### TASK
Go through the entries below and pick out every line with "document".

(Recorded data)
____________

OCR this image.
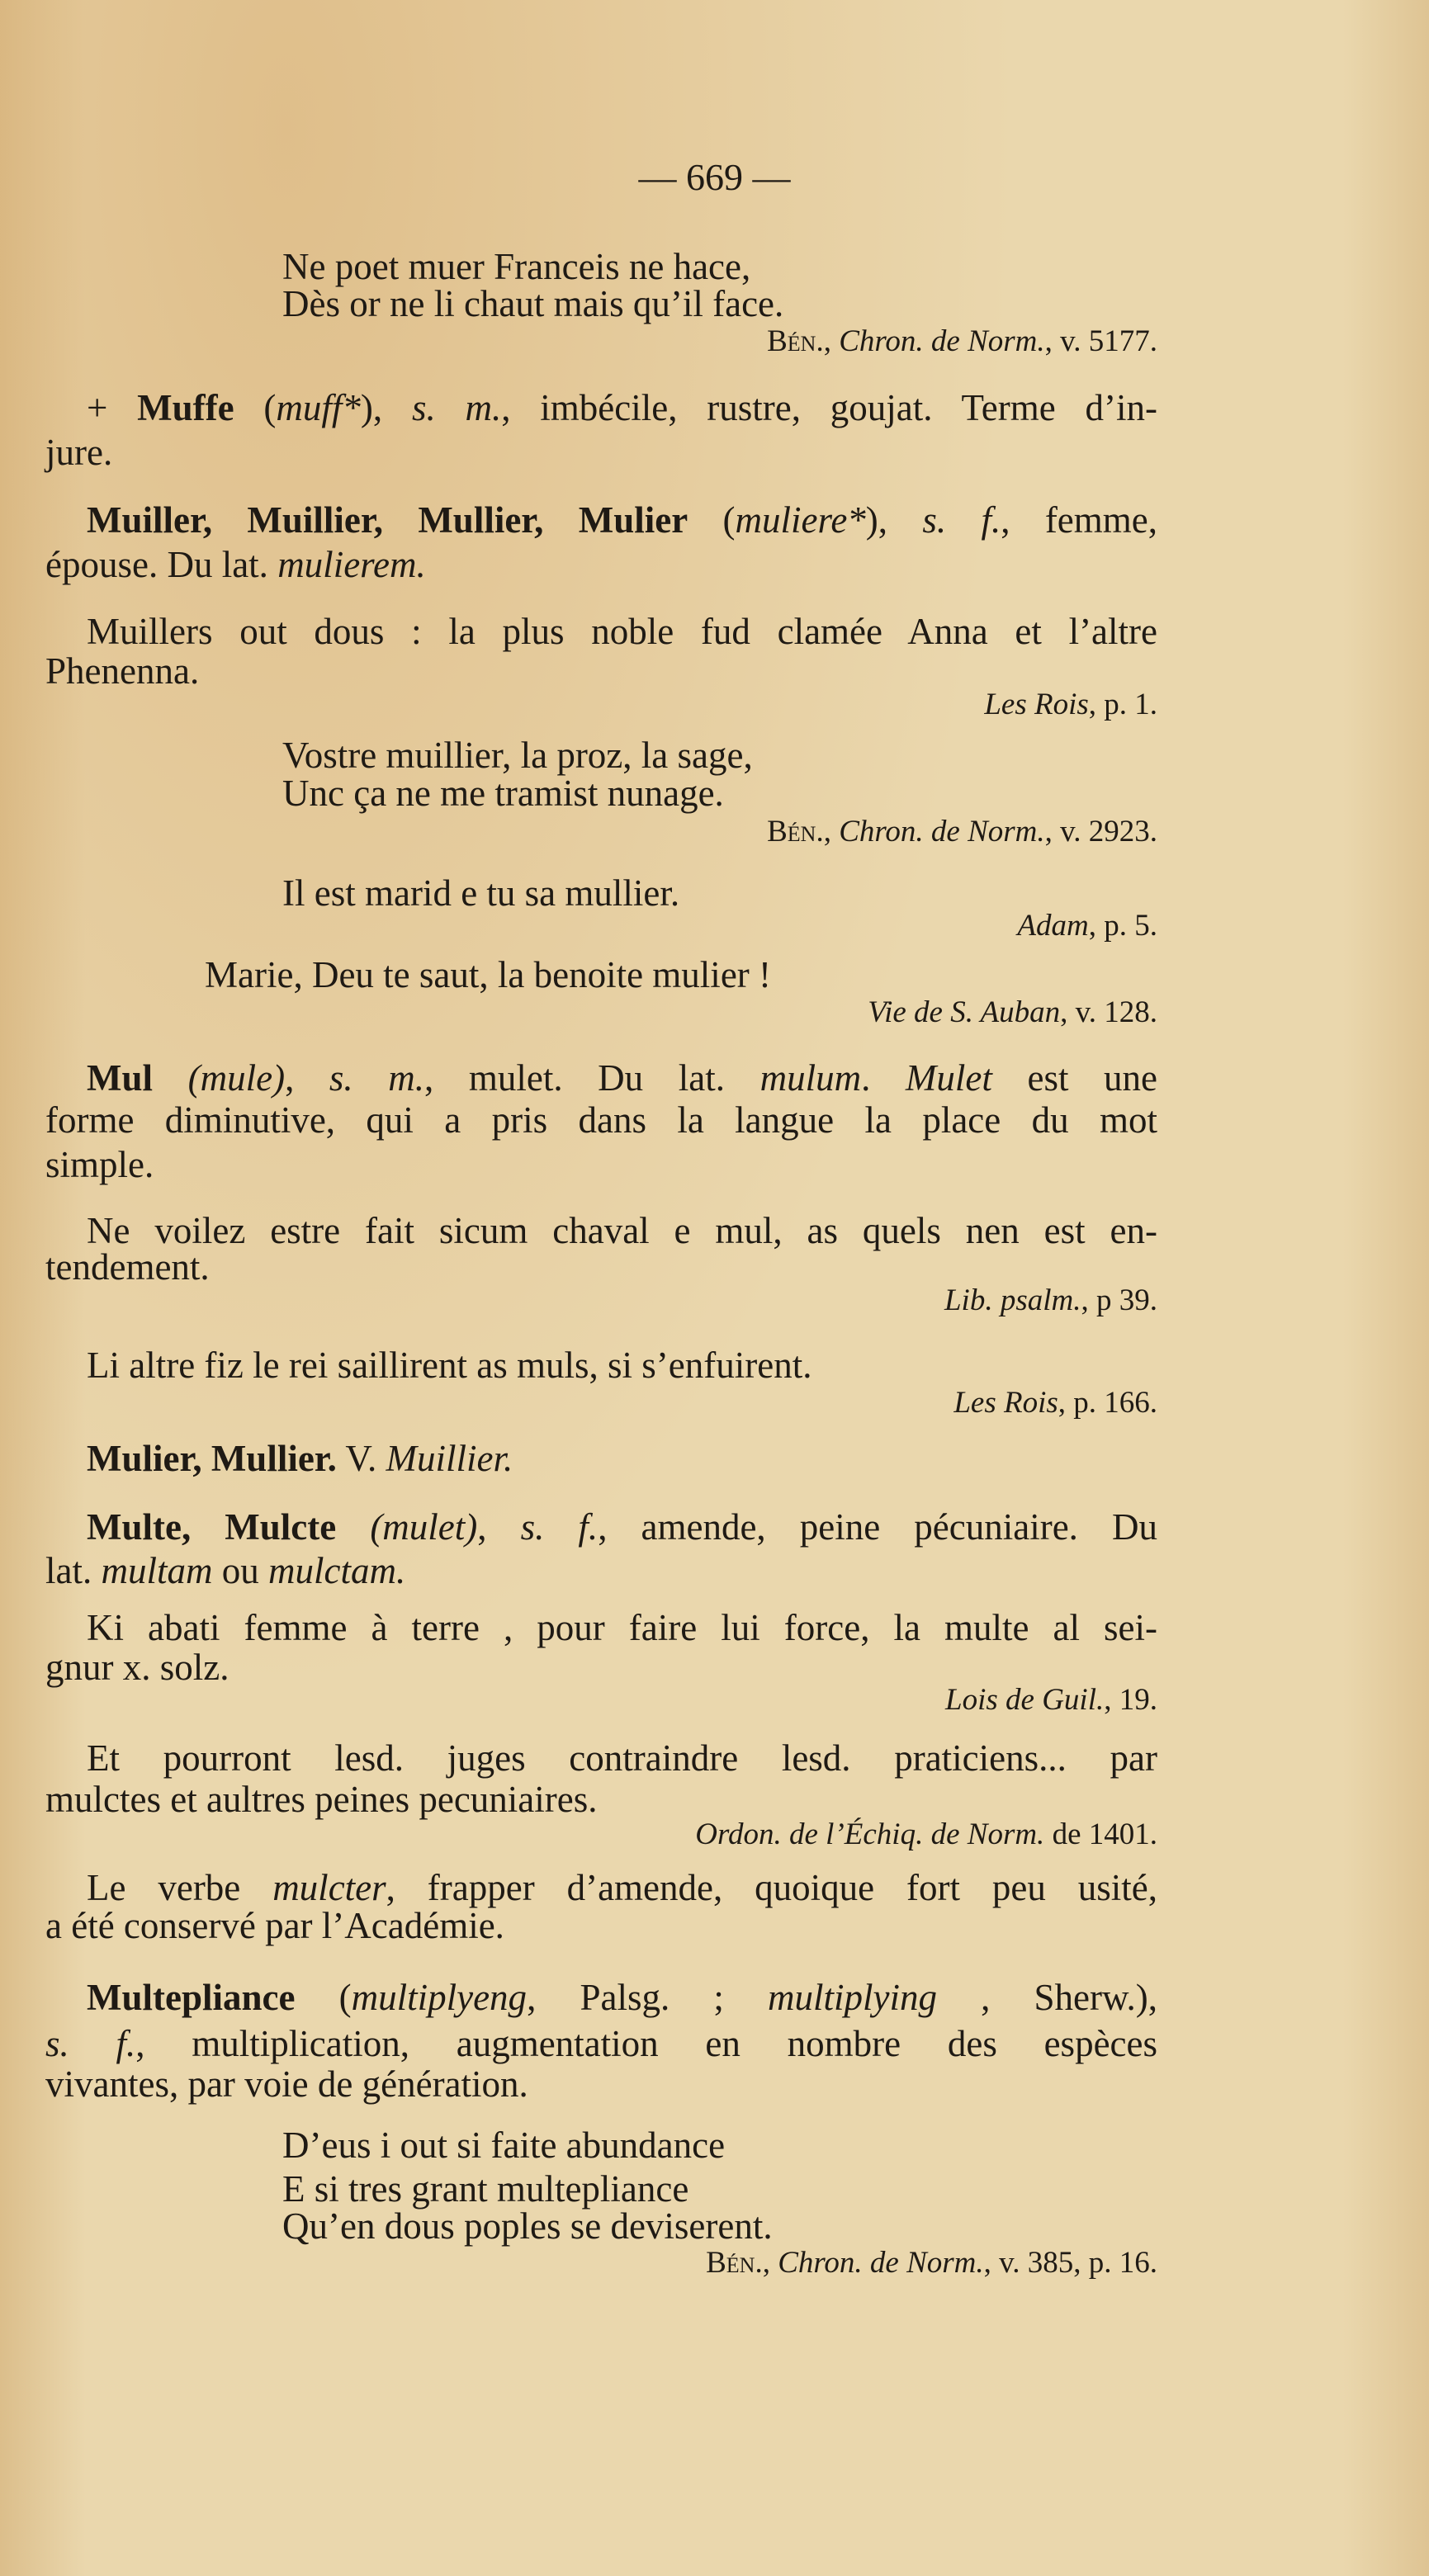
— 669 —
Ne poet muer Franceis ne hace,
Dès or ne li chaut mais qu’il face.
Bén., Chron. de Norm., v. 5177.
+ Muffe (muff*), s. m., imbécile, rustre, goujat. Terme d’in-
jure.
Muiller, Muillier, Mullier, Mulier (muliere*), s. f., femme,
épouse. Du lat. mulierem.
Muillers out dous : la plus noble fud clamée Anna et l’altre
Phenenna.
Les Rois, p. 1.
Vostre muillier, la proz, la sage,
Unc ça ne me tramist nunage.
Bén., Chron. de Norm., v. 2923.
Il est marid e tu sa mullier.
Adam, p. 5.
Marie, Deu te saut, la benoite mulier !
Vie de S. Auban, v. 128.
Mul (mule), s. m., mulet. Du lat. mulum. Mulet est une
forme diminutive, qui a pris dans la langue la place du mot
simple.
Ne voilez estre fait sicum chaval e mul, as quels nen est en-
tendement.
Lib. psalm., p 39.
Li altre fiz le rei saillirent as muls, si s’enfuirent.
Les Rois, p. 166.
Mulier, Mullier. V. Muillier.
Multe, Mulcte (mulet), s. f., amende, peine pécuniaire. Du
lat. multam ou mulctam.
Ki abati femme à terre , pour faire lui force, la multe al sei-
gnur x. solz.
Lois de Guil., 19.
Et pourront lesd. juges contraindre lesd. praticiens... par
mulctes et aultres peines pecuniaires.
Ordon. de l’Échiq. de Norm. de 1401.
Le verbe mulcter, frapper d’amende, quoique fort peu usité,
a été conservé par l’Académie.
Multepliance (multiplyeng, Palsg. ; multiplying , Sherw.),
s. f., multiplication, augmentation en nombre des espèces
vivantes, par voie de génération.
D’eus i out si faite abundance
E si tres grant multepliance
Qu’en dous poples se deviserent.
Bén., Chron. de Norm., v. 385, p. 16.
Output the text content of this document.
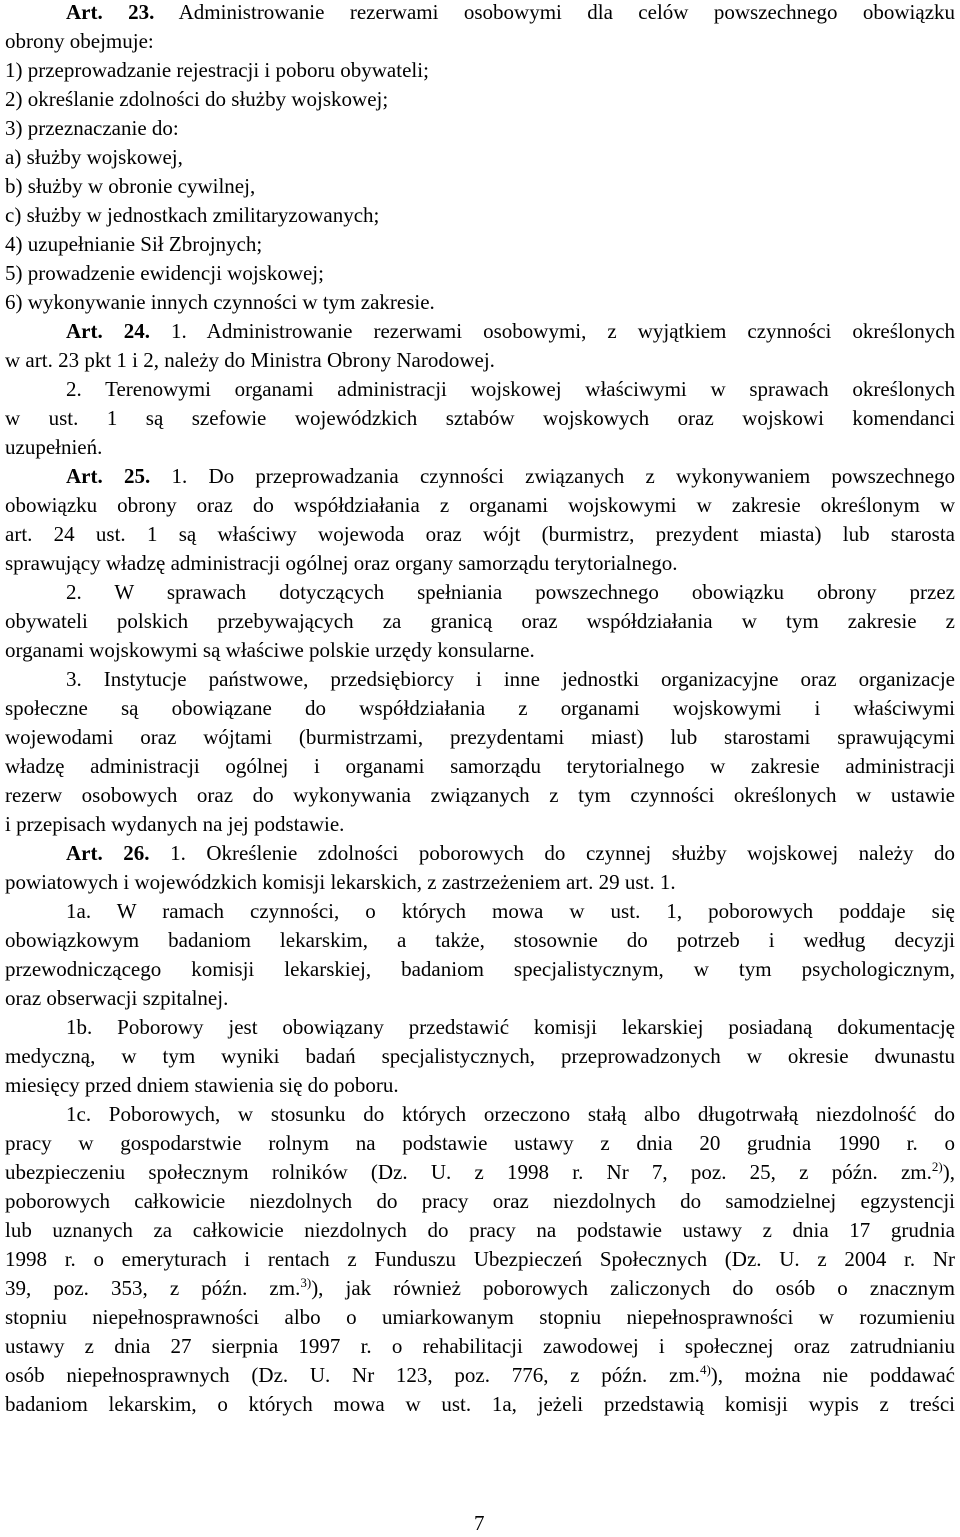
Art. 23. Administrowanie rezerwami osobowymi dla celów powszechnego obowiązku
obrony obejmuje:
1) przeprowadzanie rejestracji i poboru obywateli;
2) określanie zdolności do służby wojskowej;
3) przeznaczanie do:
a) służby wojskowej,
b) służby w obronie cywilnej,
c) służby w jednostkach zmilitaryzowanych;
4) uzupełnianie Sił Zbrojnych;
5) prowadzenie ewidencji wojskowej;
6) wykonywanie innych czynności w tym zakresie.
Art. 24. 1. Administrowanie rezerwami osobowymi, z wyjątkiem czynności określonych
w art. 23 pkt 1 i 2, należy do Ministra Obrony Narodowej.
2. Terenowymi organami administracji wojskowej właściwymi w sprawach określonych
w ust. 1 są szefowie wojewódzkich sztabów wojskowych oraz wojskowi komendanci
uzupełnień.
Art. 25. 1. Do przeprowadzania czynności związanych z wykonywaniem powszechnego
obowiązku obrony oraz do współdziałania z organami wojskowymi w zakresie określonym w
art. 24 ust. 1 są właściwy wojewoda oraz wójt (burmistrz, prezydent miasta) lub starosta
sprawujący władzę administracji ogólnej oraz organy samorządu terytorialnego.
2. W sprawach dotyczących spełniania powszechnego obowiązku obrony przez
obywateli polskich przebywających za granicą oraz współdziałania w tym zakresie z
organami wojskowymi są właściwe polskie urzędy konsularne.
3. Instytucje państwowe, przedsiębiorcy i inne jednostki organizacyjne oraz organizacje
społeczne są obowiązane do współdziałania z organami wojskowymi i właściwymi
wojewodami oraz wójtami (burmistrzami, prezydentami miast) lub starostami sprawującymi
władzę administracji ogólnej i organami samorządu terytorialnego w zakresie administracji
rezerw osobowych oraz do wykonywania związanych z tym czynności określonych w ustawie
i przepisach wydanych na jej podstawie.
Art. 26. 1. Określenie zdolności poborowych do czynnej służby wojskowej należy do
powiatowych i wojewódzkich komisji lekarskich, z zastrzeżeniem art. 29 ust. 1.
1a. W ramach czynności, o których mowa w ust. 1, poborowych poddaje się
obowiązkowym badaniom lekarskim, a także, stosownie do potrzeb i według decyzji
przewodniczącego komisji lekarskiej, badaniom specjalistycznym, w tym psychologicznym,
oraz obserwacji szpitalnej.
1b. Poborowy jest obowiązany przedstawić komisji lekarskiej posiadaną dokumentację
medyczną, w tym wyniki badań specjalistycznych, przeprowadzonych w okresie dwunastu
miesięcy przed dniem stawienia się do poboru.
1c. Poborowych, w stosunku do których orzeczono stałą albo długotrwałą niezdolność do
pracy w gospodarstwie rolnym na podstawie ustawy z dnia 20 grudnia 1990 r. o
ubezpieczeniu społecznym rolników (Dz. U. z 1998 r. Nr 7, poz. 25, z późn. zm.$^{2)}$),
poborowych całkowicie niezdolnych do pracy oraz niezdolnych do samodzielnej egzystencji
lub uznanych za całkowicie niezdolnych do pracy na podstawie ustawy z dnia 17 grudnia
1998 r. o emeryturach i rentach z Funduszu Ubezpieczeń Społecznych (Dz. U. z 2004 r. Nr
39, poz. 353, z późn. zm.$^{3)}$), jak również poborowych zaliczonych do osób o znacznym
stopniu niepełnosprawności albo o umiarkowanym stopniu niepełnosprawności w rozumieniu
ustawy z dnia 27 sierpnia 1997 r. o rehabilitacji zawodowej i społecznej oraz zatrudnianiu
osób niepełnosprawnych (Dz. U. Nr 123, poz. 776, z późn. zm.$^{4)}$), można nie poddawać
badaniom lekarskim, o których mowa w ust. 1a, jeżeli przedstawią komisji wypis z treści
7
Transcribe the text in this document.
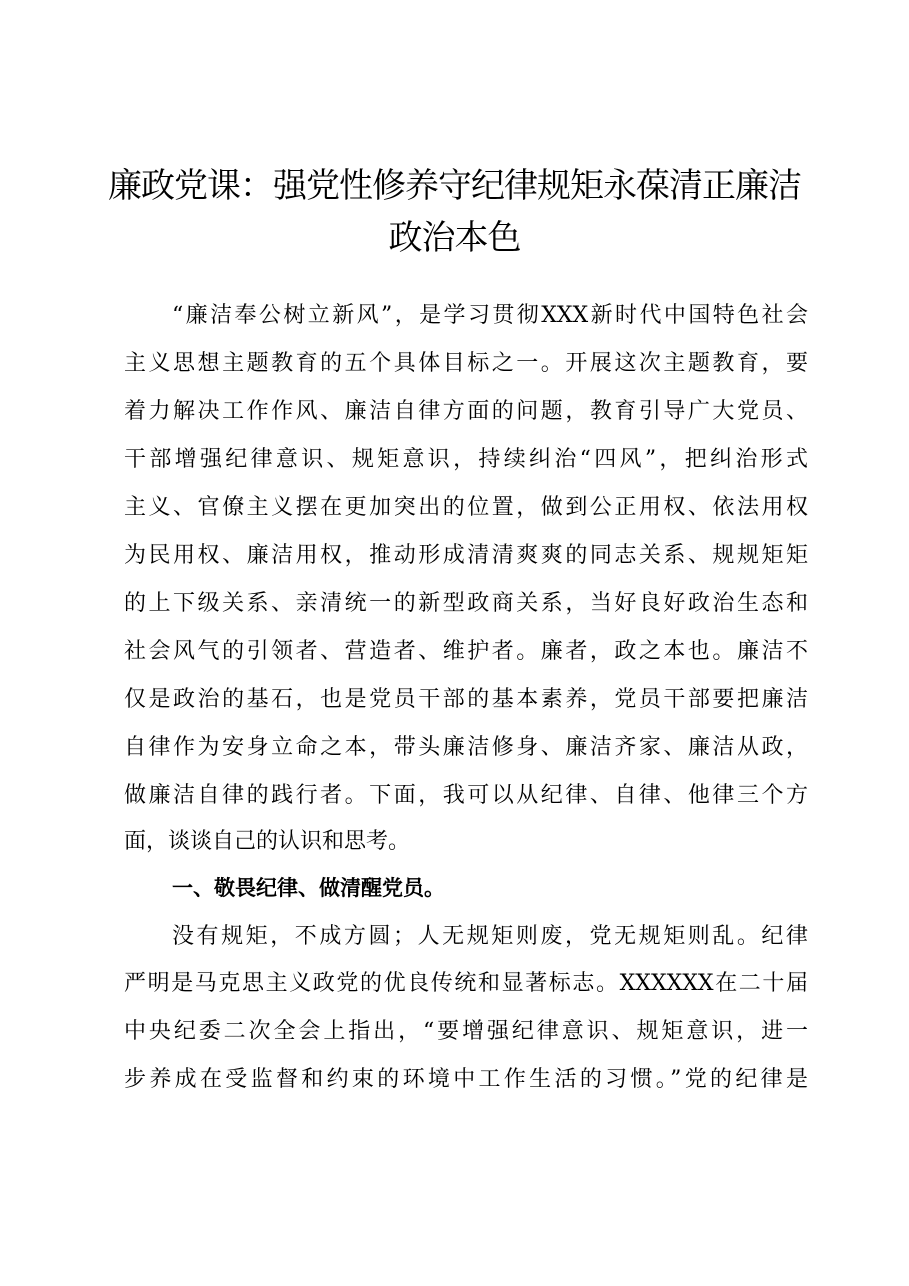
廉政党课：强党性修养守纪律规矩永葆清正廉洁
政治本色
“廉洁奉公树立新风”，是学习贯彻XXX新时代中国特色社会
主义思想主题教育的五个具体目标之一。开展这次主题教育，要
着力解决工作作风、廉洁自律方面的问题，教育引导广大党员、
干部增强纪律意识、规矩意识，持续纠治“四风”，把纠治形式
主义、官僚主义摆在更加突出的位置，做到公正用权、依法用权
为民用权、廉洁用权，推动形成清清爽爽的同志关系、规规矩矩
的上下级关系、亲清统一的新型政商关系，当好良好政治生态和
社会风气的引领者、营造者、维护者。廉者，政之本也。廉洁不
仅是政治的基石，也是党员干部的基本素养，党员干部要把廉洁
自律作为安身立命之本，带头廉洁修身、廉洁齐家、廉洁从政，
做廉洁自律的践行者。下面，我可以从纪律、自律、他律三个方
面，谈谈自己的认识和思考。
一、敬畏纪律、做清醒党员。
没有规矩，不成方圆；人无规矩则废，党无规矩则乱。纪律
严明是马克思主义政党的优良传统和显著标志。XXXXXX在二十届
中央纪委二次全会上指出，“要增强纪律意识、规矩意识，进一
步养成在受监督和约束的环境中工作生活的习惯。”党的纪律是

____________

### ANSWER IN FULL
Output the text content of this document.
Transcribe the text in this document.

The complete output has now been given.